:: Goal of the exercise ::
Please answer these questions from the text on ovarian yolk sac tumor below, one a line:
(a) What share of all ovarian tumors does this tumor make up?
(b) Which database did the study use for its analysis?
(c) Which factors were found to be independent prognostic factors?
── Reading text
Ovarian yolk sac tumor (OYST), often referred to as an endodermal sinus tumor, is a rare subset of ovarian malignancies that comprises approximately 2%–3% of all ovarian tumors [1, 2]. As a malignant ovarian germ cell tumor (MOGCT), it arises from differentiation of the extra-embryonic yolk sac and occurs predominantly in young premenopausal women. Among the subtypes of MOGCT, OYST is the second most prevalent histological type, accounting for roughly 20% of cases [3, 4]. Its prevalence is particularly notable in children, where it represents up to 60% of malignant ovarian tumors. Although OYST primarily originates in gonadal tissues, such as the ovaries and testes, it can also develop in extragonadal locations, including the mediastinum, brain, and retroperitoneum [5].

Due to its rarity, current knowledge about OYST is predominantly based on small retrospective studies. However, many of these studies include mixed cohorts of OYST and other MOGCT subtypes [6, 7], which introduces significant confounding factors. Moreover, there is a lack of large-scale or prospective data to comprehensively evaluate the prognostic factors for OYST. In this study, we performed a systematic, retrospective analysis using the Surveillance, Epidemiology, and End Results (SEER) database to explore potential prognostic factors for OYST. Furthermore, we created and validated a nomogram to predict clinical outcomes, with the aim of assisting clinicians identify high-risk patients, provide optimized prognostic counseling, and ultimately improve patient management.

MOGCT comprise several histological subtypes, including dysgerminoma, OYST, immature teratoma, and mixed germ cell tumors. Among these, OYST is recognized for its aggressive behavior and poor prognosis [7, 11]. Patients with OYST often lack specific symptoms in early stages, making diagnosis challenging [11, 12]. Most patients present with chronic abdominal pain or pelvic masses, while a minority seek emergency care due to complications such as ascites, tumor rupture, or torsion.

Research on OYST has predominantly consisted of small-scale retrospective analyses, combined analyses within ovarian germ cell tumors, or case reports due to its rarity [13, 14, 15, 16, 17, 18]. In this study we conducted a comprehensive analysis using the SEER database. Age, AJCC stage, regional lymph node involvement, and liver metastasis were identified as independent prognostic factors for OYST through LASSO-Cox regression modeling. Importantly, we developed and validated a nomogram to predict 3-, 5-, and 10-year survival rates, making this the first study to provide such a predictive tool for OYST.
────
── Records provided
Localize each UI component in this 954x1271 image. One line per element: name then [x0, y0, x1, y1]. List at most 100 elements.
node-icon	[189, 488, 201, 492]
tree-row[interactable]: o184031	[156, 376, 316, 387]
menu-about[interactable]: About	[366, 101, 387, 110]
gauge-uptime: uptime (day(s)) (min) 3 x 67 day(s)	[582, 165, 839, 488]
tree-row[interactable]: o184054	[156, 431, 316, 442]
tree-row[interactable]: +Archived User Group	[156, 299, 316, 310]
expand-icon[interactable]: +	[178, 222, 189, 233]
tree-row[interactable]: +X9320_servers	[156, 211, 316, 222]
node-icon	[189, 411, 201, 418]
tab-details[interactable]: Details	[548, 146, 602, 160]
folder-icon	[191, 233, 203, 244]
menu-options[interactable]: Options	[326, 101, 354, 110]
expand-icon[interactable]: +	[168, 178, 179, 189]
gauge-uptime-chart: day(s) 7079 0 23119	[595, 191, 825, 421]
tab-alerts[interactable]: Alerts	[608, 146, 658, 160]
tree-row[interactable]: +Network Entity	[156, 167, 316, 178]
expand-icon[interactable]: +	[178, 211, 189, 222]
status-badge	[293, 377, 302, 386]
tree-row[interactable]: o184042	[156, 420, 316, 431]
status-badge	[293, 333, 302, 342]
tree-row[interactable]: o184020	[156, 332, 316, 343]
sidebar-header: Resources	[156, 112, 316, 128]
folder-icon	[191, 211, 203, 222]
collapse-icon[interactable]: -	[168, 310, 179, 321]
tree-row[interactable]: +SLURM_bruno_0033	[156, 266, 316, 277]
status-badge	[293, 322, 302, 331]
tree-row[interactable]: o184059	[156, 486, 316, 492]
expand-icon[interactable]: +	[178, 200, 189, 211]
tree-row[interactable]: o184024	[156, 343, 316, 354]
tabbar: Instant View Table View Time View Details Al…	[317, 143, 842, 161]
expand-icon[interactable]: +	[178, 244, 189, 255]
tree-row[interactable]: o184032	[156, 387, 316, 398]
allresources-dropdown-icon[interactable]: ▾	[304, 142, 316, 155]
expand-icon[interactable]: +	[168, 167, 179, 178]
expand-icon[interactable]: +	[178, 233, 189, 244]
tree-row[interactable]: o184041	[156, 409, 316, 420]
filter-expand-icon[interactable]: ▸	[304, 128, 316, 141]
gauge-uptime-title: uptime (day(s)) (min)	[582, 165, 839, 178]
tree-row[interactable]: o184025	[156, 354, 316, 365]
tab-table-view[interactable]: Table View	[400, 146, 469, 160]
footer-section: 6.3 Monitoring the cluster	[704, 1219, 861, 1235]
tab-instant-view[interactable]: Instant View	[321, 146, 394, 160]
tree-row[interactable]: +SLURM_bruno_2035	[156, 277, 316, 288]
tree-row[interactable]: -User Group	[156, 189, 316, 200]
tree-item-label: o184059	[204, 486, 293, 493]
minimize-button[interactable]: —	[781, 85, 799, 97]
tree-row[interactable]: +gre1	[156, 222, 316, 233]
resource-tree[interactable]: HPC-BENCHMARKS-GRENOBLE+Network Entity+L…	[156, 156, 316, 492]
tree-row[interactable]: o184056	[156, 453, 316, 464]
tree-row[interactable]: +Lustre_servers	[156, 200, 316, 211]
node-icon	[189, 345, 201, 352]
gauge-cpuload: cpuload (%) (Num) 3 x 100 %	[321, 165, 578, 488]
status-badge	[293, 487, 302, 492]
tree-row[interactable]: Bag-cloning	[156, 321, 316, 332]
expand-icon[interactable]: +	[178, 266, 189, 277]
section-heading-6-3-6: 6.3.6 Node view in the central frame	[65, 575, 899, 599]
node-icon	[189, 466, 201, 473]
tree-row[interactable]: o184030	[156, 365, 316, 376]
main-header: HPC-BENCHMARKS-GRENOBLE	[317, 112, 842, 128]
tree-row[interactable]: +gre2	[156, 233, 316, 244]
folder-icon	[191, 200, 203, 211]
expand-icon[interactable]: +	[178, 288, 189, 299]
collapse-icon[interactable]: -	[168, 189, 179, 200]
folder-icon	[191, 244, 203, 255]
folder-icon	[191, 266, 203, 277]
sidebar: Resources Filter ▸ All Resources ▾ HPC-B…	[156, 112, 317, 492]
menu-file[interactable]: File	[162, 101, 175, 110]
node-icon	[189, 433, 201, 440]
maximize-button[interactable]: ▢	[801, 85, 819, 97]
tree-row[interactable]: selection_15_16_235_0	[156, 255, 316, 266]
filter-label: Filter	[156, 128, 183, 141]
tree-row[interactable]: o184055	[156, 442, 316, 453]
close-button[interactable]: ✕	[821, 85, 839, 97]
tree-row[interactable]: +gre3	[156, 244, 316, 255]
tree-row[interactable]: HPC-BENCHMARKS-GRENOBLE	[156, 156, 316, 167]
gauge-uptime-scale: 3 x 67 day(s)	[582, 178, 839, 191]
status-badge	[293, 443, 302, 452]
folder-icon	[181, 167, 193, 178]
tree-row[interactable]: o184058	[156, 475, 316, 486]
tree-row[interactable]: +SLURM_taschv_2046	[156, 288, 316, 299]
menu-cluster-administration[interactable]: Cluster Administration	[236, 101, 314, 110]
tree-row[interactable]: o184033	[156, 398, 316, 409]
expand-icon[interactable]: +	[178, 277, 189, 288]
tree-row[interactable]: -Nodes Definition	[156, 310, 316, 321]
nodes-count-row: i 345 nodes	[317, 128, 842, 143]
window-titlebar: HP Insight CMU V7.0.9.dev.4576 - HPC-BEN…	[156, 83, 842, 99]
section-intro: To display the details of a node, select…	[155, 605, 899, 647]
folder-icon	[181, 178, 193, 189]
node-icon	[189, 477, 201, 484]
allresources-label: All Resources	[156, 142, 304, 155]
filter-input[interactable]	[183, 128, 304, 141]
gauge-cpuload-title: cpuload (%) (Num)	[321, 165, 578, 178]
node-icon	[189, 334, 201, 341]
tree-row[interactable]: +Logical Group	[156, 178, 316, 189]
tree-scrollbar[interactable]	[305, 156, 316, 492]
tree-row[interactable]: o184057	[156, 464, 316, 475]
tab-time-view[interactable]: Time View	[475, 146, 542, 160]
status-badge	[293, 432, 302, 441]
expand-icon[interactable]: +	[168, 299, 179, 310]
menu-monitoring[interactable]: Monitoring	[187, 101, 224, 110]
────
:: Exercise output ::
(a) Approximately 2%–3%.
(b) The Surveillance, Epidemiology, and End Results (SEER) database.
(c) Age, AJCC stage, regional lymph node involvement, and liver metastasis.